---------- Data supplied

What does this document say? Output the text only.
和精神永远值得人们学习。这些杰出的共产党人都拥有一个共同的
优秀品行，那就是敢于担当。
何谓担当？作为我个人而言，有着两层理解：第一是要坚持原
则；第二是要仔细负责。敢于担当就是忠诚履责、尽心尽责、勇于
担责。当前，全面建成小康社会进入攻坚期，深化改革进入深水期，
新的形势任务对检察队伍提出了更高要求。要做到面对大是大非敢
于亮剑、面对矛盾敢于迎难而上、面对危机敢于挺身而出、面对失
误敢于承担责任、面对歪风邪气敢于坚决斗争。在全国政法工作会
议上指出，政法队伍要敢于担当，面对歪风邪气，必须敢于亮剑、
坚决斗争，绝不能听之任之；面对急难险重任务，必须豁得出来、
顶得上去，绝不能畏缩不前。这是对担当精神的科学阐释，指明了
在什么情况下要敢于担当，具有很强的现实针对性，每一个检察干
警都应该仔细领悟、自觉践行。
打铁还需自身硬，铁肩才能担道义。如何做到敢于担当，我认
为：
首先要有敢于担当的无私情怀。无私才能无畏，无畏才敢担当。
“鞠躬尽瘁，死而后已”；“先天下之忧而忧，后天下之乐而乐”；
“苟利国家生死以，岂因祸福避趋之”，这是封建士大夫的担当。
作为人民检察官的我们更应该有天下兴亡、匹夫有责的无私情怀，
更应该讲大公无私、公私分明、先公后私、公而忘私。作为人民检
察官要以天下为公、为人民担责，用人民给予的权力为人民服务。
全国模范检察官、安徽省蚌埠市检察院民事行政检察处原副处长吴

--------------------

The records above should be returned exactly.

What does this document say? Output the text only.
和精神永远值得人们学习。这些杰出的共产党人都拥有一个共同的
优秀品行，那就是敢于担当。
何谓担当？作为我个人而言，有着两层理解：第一是要坚持原
则；第二是要仔细负责。敢于担当就是忠诚履责、尽心尽责、勇于
担责。当前，全面建成小康社会进入攻坚期，深化改革进入深水期，
新的形势任务对检察队伍提出了更高要求。要做到面对大是大非敢
于亮剑、面对矛盾敢于迎难而上、面对危机敢于挺身而出、面对失
误敢于承担责任、面对歪风邪气敢于坚决斗争。在全国政法工作会
议上指出，政法队伍要敢于担当，面对歪风邪气，必须敢于亮剑、
坚决斗争，绝不能听之任之；面对急难险重任务，必须豁得出来、
顶得上去，绝不能畏缩不前。这是对担当精神的科学阐释，指明了
在什么情况下要敢于担当，具有很强的现实针对性，每一个检察干
警都应该仔细领悟、自觉践行。
打铁还需自身硬，铁肩才能担道义。如何做到敢于担当，我认
为：
首先要有敢于担当的无私情怀。无私才能无畏，无畏才敢担当。
“鞠躬尽瘁，死而后已”；“先天下之忧而忧，后天下之乐而乐”；
“苟利国家生死以，岂因祸福避趋之”，这是封建士大夫的担当。
作为人民检察官的我们更应该有天下兴亡、匹夫有责的无私情怀，
更应该讲大公无私、公私分明、先公后私、公而忘私。作为人民检
察官要以天下为公、为人民担责，用人民给予的权力为人民服务。
全国模范检察官、安徽省蚌埠市检察院民事行政检察处原副处长吴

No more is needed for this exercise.